# What to do:
Please reproduce the data in its entirety, word for word.

# Dataset entries:
==========

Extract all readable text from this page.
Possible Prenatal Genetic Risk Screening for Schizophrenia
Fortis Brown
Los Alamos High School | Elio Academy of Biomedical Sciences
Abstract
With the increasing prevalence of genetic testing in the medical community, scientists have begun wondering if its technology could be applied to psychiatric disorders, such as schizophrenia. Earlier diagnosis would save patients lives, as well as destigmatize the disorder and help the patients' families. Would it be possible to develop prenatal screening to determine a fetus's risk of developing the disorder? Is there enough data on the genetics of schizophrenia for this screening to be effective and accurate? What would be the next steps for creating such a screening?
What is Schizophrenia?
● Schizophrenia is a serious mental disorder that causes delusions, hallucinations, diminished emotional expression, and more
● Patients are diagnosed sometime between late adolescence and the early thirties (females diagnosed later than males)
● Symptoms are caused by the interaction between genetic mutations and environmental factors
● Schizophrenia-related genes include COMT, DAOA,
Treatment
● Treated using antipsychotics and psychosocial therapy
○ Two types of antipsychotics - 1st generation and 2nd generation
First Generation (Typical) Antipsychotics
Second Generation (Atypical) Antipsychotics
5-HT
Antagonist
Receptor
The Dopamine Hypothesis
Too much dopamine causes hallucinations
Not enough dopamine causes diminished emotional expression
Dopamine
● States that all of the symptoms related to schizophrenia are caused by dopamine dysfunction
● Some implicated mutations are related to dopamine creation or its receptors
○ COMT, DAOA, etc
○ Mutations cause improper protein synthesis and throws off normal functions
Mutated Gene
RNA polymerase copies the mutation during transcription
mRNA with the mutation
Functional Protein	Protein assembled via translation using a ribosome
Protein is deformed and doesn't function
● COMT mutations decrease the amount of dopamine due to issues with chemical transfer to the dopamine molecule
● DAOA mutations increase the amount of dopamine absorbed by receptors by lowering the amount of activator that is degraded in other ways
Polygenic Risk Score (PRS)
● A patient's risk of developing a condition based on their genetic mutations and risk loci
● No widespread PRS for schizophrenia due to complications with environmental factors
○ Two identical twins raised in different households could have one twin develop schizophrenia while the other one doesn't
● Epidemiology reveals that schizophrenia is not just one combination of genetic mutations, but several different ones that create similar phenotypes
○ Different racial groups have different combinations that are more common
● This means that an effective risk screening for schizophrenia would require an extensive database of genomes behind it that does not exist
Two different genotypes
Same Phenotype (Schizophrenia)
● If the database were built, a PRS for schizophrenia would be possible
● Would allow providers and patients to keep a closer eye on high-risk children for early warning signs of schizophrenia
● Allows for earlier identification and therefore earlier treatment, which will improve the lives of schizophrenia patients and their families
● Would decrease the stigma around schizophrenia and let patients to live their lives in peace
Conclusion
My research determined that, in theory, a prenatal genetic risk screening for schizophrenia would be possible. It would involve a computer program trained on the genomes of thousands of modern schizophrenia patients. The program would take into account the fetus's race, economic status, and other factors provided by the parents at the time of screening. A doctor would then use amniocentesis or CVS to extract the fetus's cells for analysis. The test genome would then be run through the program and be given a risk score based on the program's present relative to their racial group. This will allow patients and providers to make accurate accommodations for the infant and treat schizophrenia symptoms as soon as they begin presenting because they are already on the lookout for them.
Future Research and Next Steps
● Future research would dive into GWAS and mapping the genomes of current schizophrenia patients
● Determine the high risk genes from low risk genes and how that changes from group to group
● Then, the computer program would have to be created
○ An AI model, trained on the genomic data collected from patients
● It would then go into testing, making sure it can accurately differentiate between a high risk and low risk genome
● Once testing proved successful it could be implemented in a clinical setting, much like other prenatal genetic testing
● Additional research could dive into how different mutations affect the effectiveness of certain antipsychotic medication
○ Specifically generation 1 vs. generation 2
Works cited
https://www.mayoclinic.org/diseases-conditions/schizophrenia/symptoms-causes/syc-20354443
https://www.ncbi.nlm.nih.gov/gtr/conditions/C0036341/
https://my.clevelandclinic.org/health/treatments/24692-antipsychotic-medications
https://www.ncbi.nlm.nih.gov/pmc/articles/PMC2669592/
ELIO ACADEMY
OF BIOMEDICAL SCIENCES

==========

# Answer below:
Extract all readable text from this page.
Possible Prenatal Genetic Risk Screening for Schizophrenia
Fortis Brown
Los Alamos High School | Elio Academy of Biomedical Sciences
Abstract
With the increasing prevalence of genetic testing in the medical community, scientists have begun wondering if its technology could be applied to psychiatric disorders, such as schizophrenia. Earlier diagnosis would save patients lives, as well as destigmatize the disorder and help the patients' families. Would it be possible to develop prenatal screening to determine a fetus's risk of developing the disorder? Is there enough data on the genetics of schizophrenia for this screening to be effective and accurate? What would be the next steps for creating such a screening?
What is Schizophrenia?
● Schizophrenia is a serious mental disorder that causes delusions, hallucinations, diminished emotional expression, and more
● Patients are diagnosed sometime between late adolescence and the early thirties (females diagnosed later than males)
● Symptoms are caused by the interaction between genetic mutations and environmental factors
● Schizophrenia-related genes include COMT, DAOA,
Treatment
● Treated using antipsychotics and psychosocial therapy
○ Two types of antipsychotics - 1st generation and 2nd generation
First Generation (Typical) Antipsychotics
Second Generation (Atypical) Antipsychotics
5-HT
Antagonist
Receptor
The Dopamine Hypothesis
Too much dopamine causes hallucinations
Not enough dopamine causes diminished emotional expression
Dopamine
● States that all of the symptoms related to schizophrenia are caused by dopamine dysfunction
● Some implicated mutations are related to dopamine creation or its receptors
○ COMT, DAOA, etc
○ Mutations cause improper protein synthesis and throws off normal functions
Mutated Gene
RNA polymerase copies the mutation during transcription
mRNA with the mutation
Functional Protein	Protein assembled via translation using a ribosome
Protein is deformed and doesn't function
● COMT mutations decrease the amount of dopamine due to issues with chemical transfer to the dopamine molecule
● DAOA mutations increase the amount of dopamine absorbed by receptors by lowering the amount of activator that is degraded in other ways
Polygenic Risk Score (PRS)
● A patient's risk of developing a condition based on their genetic mutations and risk loci
● No widespread PRS for schizophrenia due to complications with environmental factors
○ Two identical twins raised in different households could have one twin develop schizophrenia while the other one doesn't
● Epidemiology reveals that schizophrenia is not just one combination of genetic mutations, but several different ones that create similar phenotypes
○ Different racial groups have different combinations that are more common
● This means that an effective risk screening for schizophrenia would require an extensive database of genomes behind it that does not exist
Two different genotypes
Same Phenotype (Schizophrenia)
● If the database were built, a PRS for schizophrenia would be possible
● Would allow providers and patients to keep a closer eye on high-risk children for early warning signs of schizophrenia
● Allows for earlier identification and therefore earlier treatment, which will improve the lives of schizophrenia patients and their families
● Would decrease the stigma around schizophrenia and let patients to live their lives in peace
Conclusion
My research determined that, in theory, a prenatal genetic risk screening for schizophrenia would be possible. It would involve a computer program trained on the genomes of thousands of modern schizophrenia patients. The program would take into account the fetus's race, economic status, and other factors provided by the parents at the time of screening. A doctor would then use amniocentesis or CVS to extract the fetus's cells for analysis. The test genome would then be run through the program and be given a risk score based on the program's present relative to their racial group. This will allow patients and providers to make accurate accommodations for the infant and treat schizophrenia symptoms as soon as they begin presenting because they are already on the lookout for them.
Future Research and Next Steps
● Future research would dive into GWAS and mapping the genomes of current schizophrenia patients
● Determine the high risk genes from low risk genes and how that changes from group to group
● Then, the computer program would have to be created
○ An AI model, trained on the genomic data collected from patients
● It would then go into testing, making sure it can accurately differentiate between a high risk and low risk genome
● Once testing proved successful it could be implemented in a clinical setting, much like other prenatal genetic testing
● Additional research could dive into how different mutations affect the effectiveness of certain antipsychotic medication
○ Specifically generation 1 vs. generation 2
Works cited
https://www.mayoclinic.org/diseases-conditions/schizophrenia/symptoms-causes/syc-20354443
https://www.ncbi.nlm.nih.gov/gtr/conditions/C0036341/
https://my.clevelandclinic.org/health/treatments/24692-antipsychotic-medications
https://www.ncbi.nlm.nih.gov/pmc/articles/PMC2669592/
ELIO ACADEMY
OF BIOMEDICAL SCIENCES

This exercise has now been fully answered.